#### What the task requires:
Extract the records below word for word and ignore the images.

#### Working data:
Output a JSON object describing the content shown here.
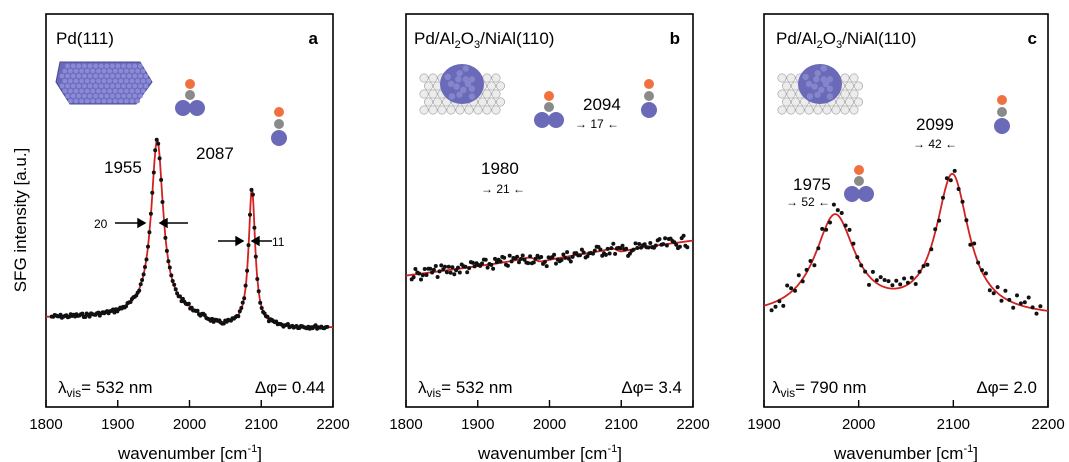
{
  "figure": {
    "ylabel": "SFG intensity [a.u.]",
    "xlabel": "wavenumber [cm",
    "xlabel_exp": "-1",
    "xlabel_end": "]",
    "colors": {
      "fit": "#d42020",
      "points": "#111111",
      "atom_dark": "#6a6ab8",
      "atom_light": "#d0d0d0",
      "o_atom": "#f07040",
      "c_atom": "#8a8a8a"
    }
  },
  "chart_data": [
    {
      "type": "scatter",
      "panel_letter": "a",
      "title": "Pd(111)",
      "xlim": [
        1800,
        2200
      ],
      "xticks": [
        1800,
        1900,
        2000,
        2100,
        2200
      ],
      "series": [
        {
          "name": "",
          "fit": "lorentzian",
          "peaks": [
            1955,
            2087
          ],
          "baseline": 0.3
        }
      ],
      "peak_labels": [
        {
          "text": "1955",
          "x": 1955
        },
        {
          "text": "2087",
          "x": 2087
        }
      ],
      "fwhm_labels": [
        {
          "text": "20",
          "x": 1955
        },
        {
          "text": "11",
          "x": 2087
        }
      ],
      "lambda_label": "λ",
      "lambda_sub": "vis",
      "lambda_value": "= 532 nm",
      "phase_label": "Δφ= 0.44",
      "phase": 0.44,
      "adsorption": [
        "bridge",
        "atop"
      ]
    },
    {
      "type": "scatter",
      "panel_letter": "b",
      "title_parts": [
        "Pd/Al",
        "2",
        "O",
        "3",
        "/NiAl(110)"
      ],
      "xlim": [
        1800,
        2200
      ],
      "xticks": [
        1800,
        1900,
        2000,
        2100,
        2200
      ],
      "series": [
        {
          "name": "",
          "fit": "dispersive",
          "peaks": [
            1980,
            2094
          ]
        }
      ],
      "peak_labels": [
        {
          "text": "1980",
          "x": 1980
        },
        {
          "text": "2094",
          "x": 2094
        }
      ],
      "fwhm_labels": [
        {
          "text": "→ 21 ←",
          "x": 1980
        },
        {
          "text": "→ 17 ←",
          "x": 2094
        }
      ],
      "lambda_label": "λ",
      "lambda_sub": "vis",
      "lambda_value": "= 532 nm",
      "phase_label": "Δφ= 3.4",
      "phase": 3.4,
      "adsorption": [
        "bridge",
        "atop"
      ]
    },
    {
      "type": "scatter",
      "panel_letter": "c",
      "title_parts": [
        "Pd/Al",
        "2",
        "O",
        "3",
        "/NiAl(110)"
      ],
      "xlim": [
        1900,
        2200
      ],
      "xticks": [
        1900,
        2000,
        2100,
        2200
      ],
      "series": [
        {
          "name": "",
          "fit": "lorentzian",
          "peaks": [
            1975,
            2099
          ]
        }
      ],
      "peak_labels": [
        {
          "text": "1975",
          "x": 1975
        },
        {
          "text": "2099",
          "x": 2099
        }
      ],
      "fwhm_labels": [
        {
          "text": "→ 52 ←",
          "x": 1975
        },
        {
          "text": "→ 42 ←",
          "x": 2099
        }
      ],
      "lambda_label": "λ",
      "lambda_sub": "vis",
      "lambda_value": "= 790 nm",
      "phase_label": "Δφ= 2.0",
      "phase": 2.0,
      "adsorption": [
        "bridge",
        "atop"
      ]
    }
  ]
}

#### The answer:
Output a JSON object describing the content shown here.
{
  "figure": {
    "ylabel": "SFG intensity [a.u.]",
    "xlabel": "wavenumber [cm",
    "xlabel_exp": "-1",
    "xlabel_end": "]",
    "colors": {
      "fit": "#d42020",
      "points": "#111111",
      "atom_dark": "#6a6ab8",
      "atom_light": "#d0d0d0",
      "o_atom": "#f07040",
      "c_atom": "#8a8a8a"
    }
  },
  "chart_data": [
    {
      "type": "scatter",
      "panel_letter": "a",
      "title": "Pd(111)",
      "xlim": [
        1800,
        2200
      ],
      "xticks": [
        1800,
        1900,
        2000,
        2100,
        2200
      ],
      "series": [
        {
          "name": "",
          "fit": "lorentzian",
          "peaks": [
            1955,
            2087
          ],
          "baseline": 0.3
        }
      ],
      "peak_labels": [
        {
          "text": "1955",
          "x": 1955
        },
        {
          "text": "2087",
          "x": 2087
        }
      ],
      "fwhm_labels": [
        {
          "text": "20",
          "x": 1955
        },
        {
          "text": "11",
          "x": 2087
        }
      ],
      "lambda_label": "λ",
      "lambda_sub": "vis",
      "lambda_value": "= 532 nm",
      "phase_label": "Δφ= 0.44",
      "phase": 0.44,
      "adsorption": [
        "bridge",
        "atop"
      ]
    },
    {
      "type": "scatter",
      "panel_letter": "b",
      "title_parts": [
        "Pd/Al",
        "2",
        "O",
        "3",
        "/NiAl(110)"
      ],
      "xlim": [
        1800,
        2200
      ],
      "xticks": [
        1800,
        1900,
        2000,
        2100,
        2200
      ],
      "series": [
        {
          "name": "",
          "fit": "dispersive",
          "peaks": [
            1980,
            2094
          ]
        }
      ],
      "peak_labels": [
        {
          "text": "1980",
          "x": 1980
        },
        {
          "text": "2094",
          "x": 2094
        }
      ],
      "fwhm_labels": [
        {
          "text": "→ 21 ←",
          "x": 1980
        },
        {
          "text": "→ 17 ←",
          "x": 2094
        }
      ],
      "lambda_label": "λ",
      "lambda_sub": "vis",
      "lambda_value": "= 532 nm",
      "phase_label": "Δφ= 3.4",
      "phase": 3.4,
      "adsorption": [
        "bridge",
        "atop"
      ]
    },
    {
      "type": "scatter",
      "panel_letter": "c",
      "title_parts": [
        "Pd/Al",
        "2",
        "O",
        "3",
        "/NiAl(110)"
      ],
      "xlim": [
        1900,
        2200
      ],
      "xticks": [
        1900,
        2000,
        2100,
        2200
      ],
      "series": [
        {
          "name": "",
          "fit": "lorentzian",
          "peaks": [
            1975,
            2099
          ]
        }
      ],
      "peak_labels": [
        {
          "text": "1975",
          "x": 1975
        },
        {
          "text": "2099",
          "x": 2099
        }
      ],
      "fwhm_labels": [
        {
          "text": "→ 52 ←",
          "x": 1975
        },
        {
          "text": "→ 42 ←",
          "x": 2099
        }
      ],
      "lambda_label": "λ",
      "lambda_sub": "vis",
      "lambda_value": "= 790 nm",
      "phase_label": "Δφ= 2.0",
      "phase": 2.0,
      "adsorption": [
        "bridge",
        "atop"
      ]
    }
  ]
}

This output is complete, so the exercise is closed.